== Data to use

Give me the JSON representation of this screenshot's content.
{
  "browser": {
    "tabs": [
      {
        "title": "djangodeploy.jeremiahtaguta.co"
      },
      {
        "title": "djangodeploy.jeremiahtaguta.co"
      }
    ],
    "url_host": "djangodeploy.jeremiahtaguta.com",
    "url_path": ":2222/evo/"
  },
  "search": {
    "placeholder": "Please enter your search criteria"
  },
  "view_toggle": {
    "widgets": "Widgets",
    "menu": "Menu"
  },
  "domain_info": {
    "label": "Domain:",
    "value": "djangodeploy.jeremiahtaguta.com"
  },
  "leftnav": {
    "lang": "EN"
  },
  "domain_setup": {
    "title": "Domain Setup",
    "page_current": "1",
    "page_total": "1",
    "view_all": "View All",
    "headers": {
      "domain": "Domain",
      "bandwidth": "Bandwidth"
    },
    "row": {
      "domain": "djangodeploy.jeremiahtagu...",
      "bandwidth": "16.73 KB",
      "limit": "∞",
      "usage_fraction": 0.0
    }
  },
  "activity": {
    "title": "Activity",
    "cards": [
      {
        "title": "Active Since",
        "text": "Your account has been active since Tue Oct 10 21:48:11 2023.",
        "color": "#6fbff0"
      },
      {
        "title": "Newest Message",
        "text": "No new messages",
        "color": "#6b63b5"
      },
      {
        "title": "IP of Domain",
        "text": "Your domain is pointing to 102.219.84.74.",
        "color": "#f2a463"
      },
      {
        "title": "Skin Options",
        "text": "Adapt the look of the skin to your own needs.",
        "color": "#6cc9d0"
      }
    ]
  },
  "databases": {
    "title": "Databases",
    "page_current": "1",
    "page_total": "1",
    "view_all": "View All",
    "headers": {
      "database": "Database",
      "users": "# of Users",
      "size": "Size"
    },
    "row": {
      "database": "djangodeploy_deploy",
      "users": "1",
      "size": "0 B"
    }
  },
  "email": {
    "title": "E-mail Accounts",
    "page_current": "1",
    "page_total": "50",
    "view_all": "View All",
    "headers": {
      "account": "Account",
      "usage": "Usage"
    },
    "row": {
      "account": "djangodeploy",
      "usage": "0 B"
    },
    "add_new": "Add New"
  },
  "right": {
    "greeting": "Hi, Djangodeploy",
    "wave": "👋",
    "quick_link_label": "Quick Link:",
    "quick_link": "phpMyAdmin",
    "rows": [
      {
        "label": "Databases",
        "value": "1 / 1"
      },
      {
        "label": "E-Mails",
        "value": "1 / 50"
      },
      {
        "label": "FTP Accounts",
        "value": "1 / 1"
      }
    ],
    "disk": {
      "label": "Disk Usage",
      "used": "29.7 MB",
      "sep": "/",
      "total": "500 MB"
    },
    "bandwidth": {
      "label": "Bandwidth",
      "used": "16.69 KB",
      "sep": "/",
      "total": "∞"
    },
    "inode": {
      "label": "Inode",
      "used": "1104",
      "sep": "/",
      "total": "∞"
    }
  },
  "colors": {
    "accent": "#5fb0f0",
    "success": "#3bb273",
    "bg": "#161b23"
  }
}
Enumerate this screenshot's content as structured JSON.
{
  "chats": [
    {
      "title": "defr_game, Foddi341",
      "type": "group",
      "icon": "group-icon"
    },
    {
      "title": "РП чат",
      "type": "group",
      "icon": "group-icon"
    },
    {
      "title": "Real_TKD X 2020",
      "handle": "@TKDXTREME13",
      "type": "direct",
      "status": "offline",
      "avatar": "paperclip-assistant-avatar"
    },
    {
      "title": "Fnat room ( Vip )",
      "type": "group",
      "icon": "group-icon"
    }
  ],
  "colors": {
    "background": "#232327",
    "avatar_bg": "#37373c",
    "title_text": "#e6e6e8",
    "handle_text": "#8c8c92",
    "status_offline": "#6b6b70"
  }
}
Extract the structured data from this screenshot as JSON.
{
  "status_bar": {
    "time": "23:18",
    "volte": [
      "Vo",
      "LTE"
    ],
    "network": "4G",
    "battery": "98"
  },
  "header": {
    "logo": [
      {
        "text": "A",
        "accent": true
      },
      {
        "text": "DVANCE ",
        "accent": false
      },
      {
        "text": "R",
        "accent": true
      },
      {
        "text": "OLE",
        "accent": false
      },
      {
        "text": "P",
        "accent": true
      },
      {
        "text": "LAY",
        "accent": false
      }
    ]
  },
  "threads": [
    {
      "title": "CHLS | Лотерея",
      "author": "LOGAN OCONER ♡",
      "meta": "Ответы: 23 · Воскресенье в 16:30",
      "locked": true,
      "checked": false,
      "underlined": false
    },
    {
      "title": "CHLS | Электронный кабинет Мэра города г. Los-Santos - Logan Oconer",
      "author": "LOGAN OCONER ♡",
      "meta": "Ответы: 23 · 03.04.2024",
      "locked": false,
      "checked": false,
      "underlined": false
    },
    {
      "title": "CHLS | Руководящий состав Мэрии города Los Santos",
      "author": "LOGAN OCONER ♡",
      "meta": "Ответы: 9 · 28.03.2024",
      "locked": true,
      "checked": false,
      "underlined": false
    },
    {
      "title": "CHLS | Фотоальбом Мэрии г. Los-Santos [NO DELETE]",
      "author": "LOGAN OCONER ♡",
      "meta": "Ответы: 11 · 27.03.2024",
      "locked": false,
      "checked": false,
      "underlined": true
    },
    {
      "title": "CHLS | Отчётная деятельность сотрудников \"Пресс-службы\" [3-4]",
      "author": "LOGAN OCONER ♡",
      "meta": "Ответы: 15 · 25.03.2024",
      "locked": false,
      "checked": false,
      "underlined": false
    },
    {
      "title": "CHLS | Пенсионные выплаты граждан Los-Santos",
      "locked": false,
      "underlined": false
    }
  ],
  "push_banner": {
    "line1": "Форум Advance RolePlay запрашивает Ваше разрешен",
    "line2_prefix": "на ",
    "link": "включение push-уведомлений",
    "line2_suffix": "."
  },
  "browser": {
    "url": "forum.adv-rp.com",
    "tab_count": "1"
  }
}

====

» What you should do: Here, the records must be output exactly and in full.

» Worked solution:
Give me the JSON representation of this screenshot's content.
{
  "browser": {
    "tabs": [
      {
        "title": "djangodeploy.jeremiahtaguta.co"
      },
      {
        "title": "djangodeploy.jeremiahtaguta.co"
      }
    ],
    "url_host": "djangodeploy.jeremiahtaguta.com",
    "url_path": ":2222/evo/"
  },
  "search": {
    "placeholder": "Please enter your search criteria"
  },
  "view_toggle": {
    "widgets": "Widgets",
    "menu": "Menu"
  },
  "domain_info": {
    "label": "Domain:",
    "value": "djangodeploy.jeremiahtaguta.com"
  },
  "leftnav": {
    "lang": "EN"
  },
  "domain_setup": {
    "title": "Domain Setup",
    "page_current": "1",
    "page_total": "1",
    "view_all": "View All",
    "headers": {
      "domain": "Domain",
      "bandwidth": "Bandwidth"
    },
    "row": {
      "domain": "djangodeploy.jeremiahtagu...",
      "bandwidth": "16.73 KB",
      "limit": "∞",
      "usage_fraction": 0.0
    }
  },
  "activity": {
    "title": "Activity",
    "cards": [
      {
        "title": "Active Since",
        "text": "Your account has been active since Tue Oct 10 21:48:11 2023.",
        "color": "#6fbff0"
      },
      {
        "title": "Newest Message",
        "text": "No new messages",
        "color": "#6b63b5"
      },
      {
        "title": "IP of Domain",
        "text": "Your domain is pointing to 102.219.84.74.",
        "color": "#f2a463"
      },
      {
        "title": "Skin Options",
        "text": "Adapt the look of the skin to your own needs.",
        "color": "#6cc9d0"
      }
    ]
  },
  "databases": {
    "title": "Databases",
    "page_current": "1",
    "page_total": "1",
    "view_all": "View All",
    "headers": {
      "database": "Database",
      "users": "# of Users",
      "size": "Size"
    },
    "row": {
      "database": "djangodeploy_deploy",
      "users": "1",
      "size": "0 B"
    }
  },
  "email": {
    "title": "E-mail Accounts",
    "page_current": "1",
    "page_total": "50",
    "view_all": "View All",
    "headers": {
      "account": "Account",
      "usage": "Usage"
    },
    "row": {
      "account": "djangodeploy",
      "usage": "0 B"
    },
    "add_new": "Add New"
  },
  "right": {
    "greeting": "Hi, Djangodeploy",
    "wave": "👋",
    "quick_link_label": "Quick Link:",
    "quick_link": "phpMyAdmin",
    "rows": [
      {
        "label": "Databases",
        "value": "1 / 1"
      },
      {
        "label": "E-Mails",
        "value": "1 / 50"
      },
      {
        "label": "FTP Accounts",
        "value": "1 / 1"
      }
    ],
    "disk": {
      "label": "Disk Usage",
      "used": "29.7 MB",
      "sep": "/",
      "total": "500 MB"
    },
    "bandwidth": {
      "label": "Bandwidth",
      "used": "16.69 KB",
      "sep": "/",
      "total": "∞"
    },
    "inode": {
      "label": "Inode",
      "used": "1104",
      "sep": "/",
      "total": "∞"
    }
  },
  "colors": {
    "accent": "#5fb0f0",
    "success": "#3bb273",
    "bg": "#161b23"
  }
}
Enumerate this screenshot's content as structured JSON.
{
  "chats": [
    {
      "title": "defr_game, Foddi341",
      "type": "group",
      "icon": "group-icon"
    },
    {
      "title": "РП чат",
      "type": "group",
      "icon": "group-icon"
    },
    {
      "title": "Real_TKD X 2020",
      "handle": "@TKDXTREME13",
      "type": "direct",
      "status": "offline",
      "avatar": "paperclip-assistant-avatar"
    },
    {
      "title": "Fnat room ( Vip )",
      "type": "group",
      "icon": "group-icon"
    }
  ],
  "colors": {
    "background": "#232327",
    "avatar_bg": "#37373c",
    "title_text": "#e6e6e8",
    "handle_text": "#8c8c92",
    "status_offline": "#6b6b70"
  }
}
Extract the structured data from this screenshot as JSON.
{
  "status_bar": {
    "time": "23:18",
    "volte": [
      "Vo",
      "LTE"
    ],
    "network": "4G",
    "battery": "98"
  },
  "header": {
    "logo": [
      {
        "text": "A",
        "accent": true
      },
      {
        "text": "DVANCE ",
        "accent": false
      },
      {
        "text": "R",
        "accent": true
      },
      {
        "text": "OLE",
        "accent": false
      },
      {
        "text": "P",
        "accent": true
      },
      {
        "text": "LAY",
        "accent": false
      }
    ]
  },
  "threads": [
    {
      "title": "CHLS | Лотерея",
      "author": "LOGAN OCONER ♡",
      "meta": "Ответы: 23 · Воскресенье в 16:30",
      "locked": true,
      "checked": false,
      "underlined": false
    },
    {
      "title": "CHLS | Электронный кабинет Мэра города г. Los-Santos - Logan Oconer",
      "author": "LOGAN OCONER ♡",
      "meta": "Ответы: 23 · 03.04.2024",
      "locked": false,
      "checked": false,
      "underlined": false
    },
    {
      "title": "CHLS | Руководящий состав Мэрии города Los Santos",
      "author": "LOGAN OCONER ♡",
      "meta": "Ответы: 9 · 28.03.2024",
      "locked": true,
      "checked": false,
      "underlined": false
    },
    {
      "title": "CHLS | Фотоальбом Мэрии г. Los-Santos [NO DELETE]",
      "author": "LOGAN OCONER ♡",
      "meta": "Ответы: 11 · 27.03.2024",
      "locked": false,
      "checked": false,
      "underlined": true
    },
    {
      "title": "CHLS | Отчётная деятельность сотрудников \"Пресс-службы\" [3-4]",
      "author": "LOGAN OCONER ♡",
      "meta": "Ответы: 15 · 25.03.2024",
      "locked": false,
      "checked": false,
      "underlined": false
    },
    {
      "title": "CHLS | Пенсионные выплаты граждан Los-Santos",
      "locked": false,
      "underlined": false
    }
  ],
  "push_banner": {
    "line1": "Форум Advance RolePlay запрашивает Ваше разрешен",
    "line2_prefix": "на ",
    "link": "включение push-уведомлений",
    "line2_suffix": "."
  },
  "browser": {
    "url": "forum.adv-rp.com",
    "tab_count": "1"
  }
}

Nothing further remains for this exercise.